What is needed: Write out the full listing again, exactly as it stands.

____

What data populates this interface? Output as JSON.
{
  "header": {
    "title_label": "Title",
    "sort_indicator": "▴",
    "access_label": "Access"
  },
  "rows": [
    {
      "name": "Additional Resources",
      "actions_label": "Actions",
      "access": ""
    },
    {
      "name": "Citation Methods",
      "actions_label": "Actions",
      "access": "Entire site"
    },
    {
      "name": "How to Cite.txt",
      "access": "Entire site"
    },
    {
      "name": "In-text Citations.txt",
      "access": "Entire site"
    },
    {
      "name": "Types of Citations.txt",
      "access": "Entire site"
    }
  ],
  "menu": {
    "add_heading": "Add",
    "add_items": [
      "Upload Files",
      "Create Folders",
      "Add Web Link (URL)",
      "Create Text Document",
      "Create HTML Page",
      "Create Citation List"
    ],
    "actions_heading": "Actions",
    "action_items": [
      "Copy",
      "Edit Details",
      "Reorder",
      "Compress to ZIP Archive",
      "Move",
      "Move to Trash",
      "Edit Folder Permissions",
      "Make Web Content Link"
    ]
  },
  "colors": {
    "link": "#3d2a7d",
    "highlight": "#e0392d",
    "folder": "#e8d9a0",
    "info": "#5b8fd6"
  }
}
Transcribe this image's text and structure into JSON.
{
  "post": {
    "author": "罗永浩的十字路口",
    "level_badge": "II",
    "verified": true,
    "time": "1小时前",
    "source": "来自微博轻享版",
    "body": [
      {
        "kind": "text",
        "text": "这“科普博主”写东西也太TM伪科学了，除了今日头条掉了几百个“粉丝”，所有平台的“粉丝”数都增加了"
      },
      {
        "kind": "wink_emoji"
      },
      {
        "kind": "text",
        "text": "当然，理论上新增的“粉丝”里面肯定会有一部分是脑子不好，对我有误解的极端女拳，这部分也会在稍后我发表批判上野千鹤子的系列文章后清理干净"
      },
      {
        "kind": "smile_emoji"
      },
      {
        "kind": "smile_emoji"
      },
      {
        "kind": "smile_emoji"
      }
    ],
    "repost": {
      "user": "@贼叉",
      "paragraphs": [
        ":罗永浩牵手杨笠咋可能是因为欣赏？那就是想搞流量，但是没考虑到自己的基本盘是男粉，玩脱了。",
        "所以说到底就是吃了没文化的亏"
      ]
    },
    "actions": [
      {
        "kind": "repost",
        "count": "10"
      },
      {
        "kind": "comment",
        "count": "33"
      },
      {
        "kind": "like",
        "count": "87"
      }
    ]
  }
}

____

Final result:
What data populates this interface? Output as JSON.
{
  "header": {
    "title_label": "Title",
    "sort_indicator": "▴",
    "access_label": "Access"
  },
  "rows": [
    {
      "name": "Additional Resources",
      "actions_label": "Actions",
      "access": ""
    },
    {
      "name": "Citation Methods",
      "actions_label": "Actions",
      "access": "Entire site"
    },
    {
      "name": "How to Cite.txt",
      "access": "Entire site"
    },
    {
      "name": "In-text Citations.txt",
      "access": "Entire site"
    },
    {
      "name": "Types of Citations.txt",
      "access": "Entire site"
    }
  ],
  "menu": {
    "add_heading": "Add",
    "add_items": [
      "Upload Files",
      "Create Folders",
      "Add Web Link (URL)",
      "Create Text Document",
      "Create HTML Page",
      "Create Citation List"
    ],
    "actions_heading": "Actions",
    "action_items": [
      "Copy",
      "Edit Details",
      "Reorder",
      "Compress to ZIP Archive",
      "Move",
      "Move to Trash",
      "Edit Folder Permissions",
      "Make Web Content Link"
    ]
  },
  "colors": {
    "link": "#3d2a7d",
    "highlight": "#e0392d",
    "folder": "#e8d9a0",
    "info": "#5b8fd6"
  }
}
Transcribe this image's text and structure into JSON.
{
  "post": {
    "author": "罗永浩的十字路口",
    "level_badge": "II",
    "verified": true,
    "time": "1小时前",
    "source": "来自微博轻享版",
    "body": [
      {
        "kind": "text",
        "text": "这“科普博主”写东西也太TM伪科学了，除了今日头条掉了几百个“粉丝”，所有平台的“粉丝”数都增加了"
      },
      {
        "kind": "wink_emoji"
      },
      {
        "kind": "text",
        "text": "当然，理论上新增的“粉丝”里面肯定会有一部分是脑子不好，对我有误解的极端女拳，这部分也会在稍后我发表批判上野千鹤子的系列文章后清理干净"
      },
      {
        "kind": "smile_emoji"
      },
      {
        "kind": "smile_emoji"
      },
      {
        "kind": "smile_emoji"
      }
    ],
    "repost": {
      "user": "@贼叉",
      "paragraphs": [
        ":罗永浩牵手杨笠咋可能是因为欣赏？那就是想搞流量，但是没考虑到自己的基本盘是男粉，玩脱了。",
        "所以说到底就是吃了没文化的亏"
      ]
    },
    "actions": [
      {
        "kind": "repost",
        "count": "10"
      },
      {
        "kind": "comment",
        "count": "33"
      },
      {
        "kind": "like",
        "count": "87"
      }
    ]
  }
}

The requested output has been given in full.